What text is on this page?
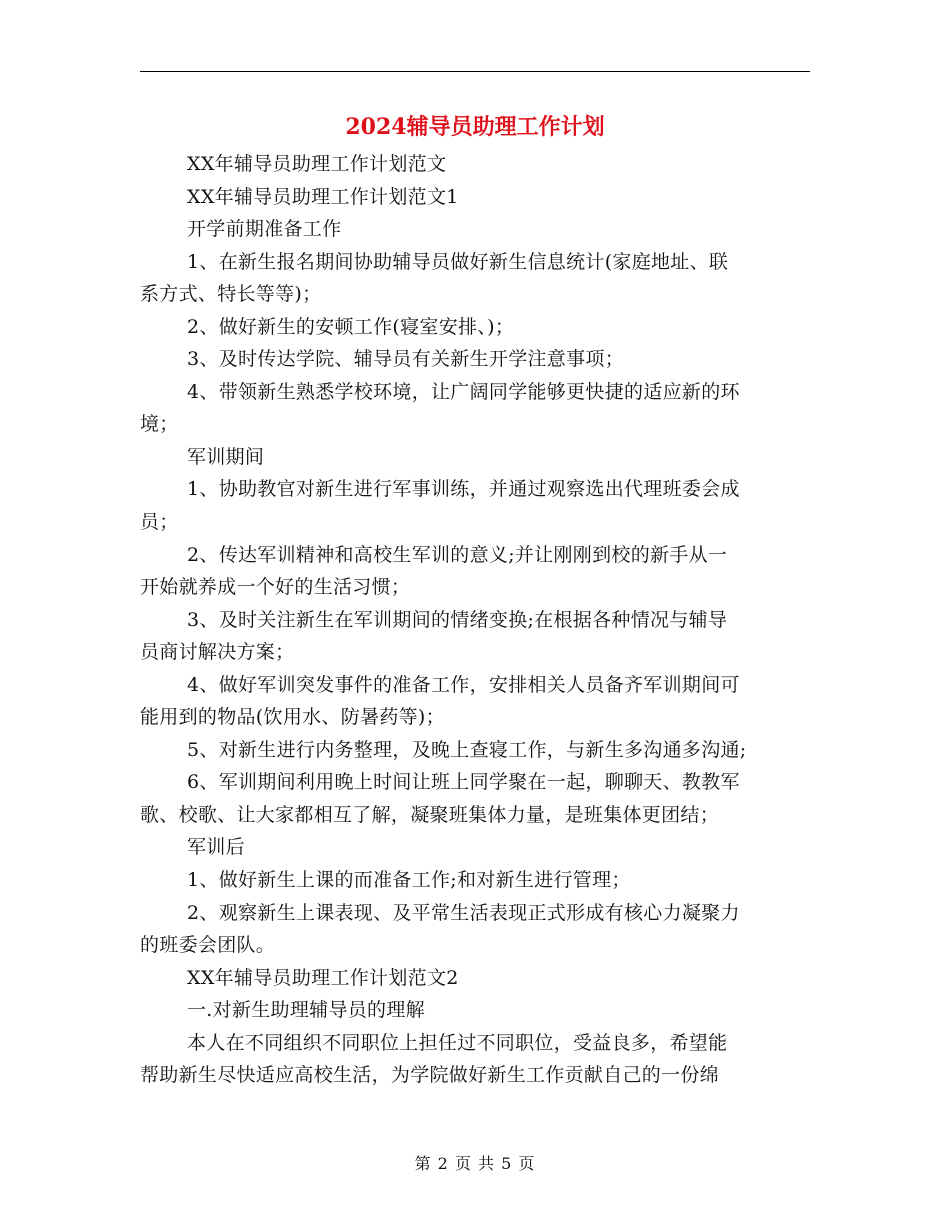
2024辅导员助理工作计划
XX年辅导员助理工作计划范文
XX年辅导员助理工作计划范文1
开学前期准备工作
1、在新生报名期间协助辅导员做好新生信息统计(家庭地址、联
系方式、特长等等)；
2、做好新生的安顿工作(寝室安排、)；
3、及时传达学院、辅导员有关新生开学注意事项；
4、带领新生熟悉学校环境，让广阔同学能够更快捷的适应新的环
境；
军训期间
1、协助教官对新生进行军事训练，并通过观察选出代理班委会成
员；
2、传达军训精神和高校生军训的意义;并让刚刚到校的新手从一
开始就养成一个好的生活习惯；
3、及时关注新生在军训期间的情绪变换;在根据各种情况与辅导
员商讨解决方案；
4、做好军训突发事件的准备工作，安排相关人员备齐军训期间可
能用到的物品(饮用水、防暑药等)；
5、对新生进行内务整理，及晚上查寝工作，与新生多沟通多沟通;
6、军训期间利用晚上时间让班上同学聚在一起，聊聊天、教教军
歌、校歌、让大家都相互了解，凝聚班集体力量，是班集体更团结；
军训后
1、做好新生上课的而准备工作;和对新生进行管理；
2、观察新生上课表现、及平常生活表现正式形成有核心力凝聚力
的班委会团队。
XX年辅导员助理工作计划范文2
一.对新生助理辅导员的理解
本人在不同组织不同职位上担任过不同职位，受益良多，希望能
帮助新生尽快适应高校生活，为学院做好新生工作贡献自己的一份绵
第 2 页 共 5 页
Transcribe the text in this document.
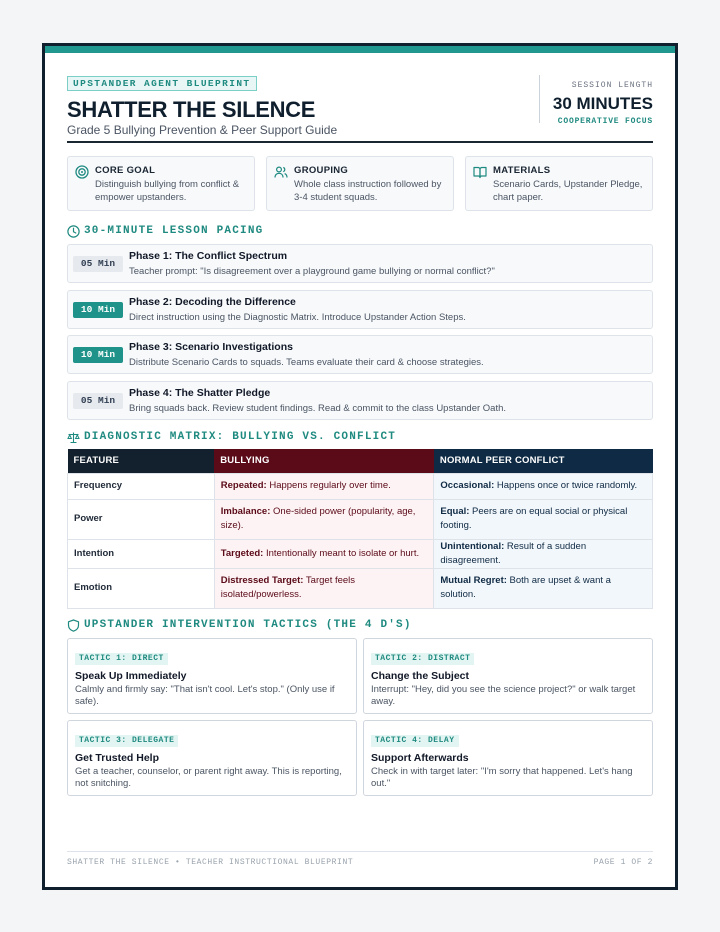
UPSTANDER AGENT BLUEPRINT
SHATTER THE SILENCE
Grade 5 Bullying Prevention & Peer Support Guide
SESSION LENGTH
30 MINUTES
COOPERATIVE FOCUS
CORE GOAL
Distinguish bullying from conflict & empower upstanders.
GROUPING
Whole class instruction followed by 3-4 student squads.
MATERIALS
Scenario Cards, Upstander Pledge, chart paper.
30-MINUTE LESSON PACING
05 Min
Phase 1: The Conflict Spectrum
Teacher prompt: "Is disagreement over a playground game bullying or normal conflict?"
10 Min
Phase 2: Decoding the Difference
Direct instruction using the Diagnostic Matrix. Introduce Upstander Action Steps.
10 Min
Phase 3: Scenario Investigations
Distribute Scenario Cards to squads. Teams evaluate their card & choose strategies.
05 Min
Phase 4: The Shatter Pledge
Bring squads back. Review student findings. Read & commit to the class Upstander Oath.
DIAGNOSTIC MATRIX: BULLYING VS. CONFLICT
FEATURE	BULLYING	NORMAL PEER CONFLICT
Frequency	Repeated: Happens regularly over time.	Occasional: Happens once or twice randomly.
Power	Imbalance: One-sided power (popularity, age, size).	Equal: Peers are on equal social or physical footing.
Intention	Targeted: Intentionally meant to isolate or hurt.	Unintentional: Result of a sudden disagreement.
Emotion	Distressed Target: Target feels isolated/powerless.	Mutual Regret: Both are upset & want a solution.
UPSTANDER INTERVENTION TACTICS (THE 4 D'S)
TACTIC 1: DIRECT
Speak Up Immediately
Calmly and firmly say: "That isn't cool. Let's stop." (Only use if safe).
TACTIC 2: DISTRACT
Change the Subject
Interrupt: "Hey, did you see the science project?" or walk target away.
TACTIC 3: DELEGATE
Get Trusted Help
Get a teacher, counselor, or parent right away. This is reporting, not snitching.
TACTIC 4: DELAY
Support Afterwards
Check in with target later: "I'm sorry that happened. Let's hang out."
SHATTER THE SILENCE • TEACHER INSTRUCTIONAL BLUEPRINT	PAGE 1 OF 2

## What needs to be done
Read the data above and pull out each line that holds the string "over".

## Task result
Teacher prompt: "Is disagreement over a playground game bullying or normal conflict?"
Frequency	Repeated: Happens regularly over time.	Occasional: Happens once or twice randomly.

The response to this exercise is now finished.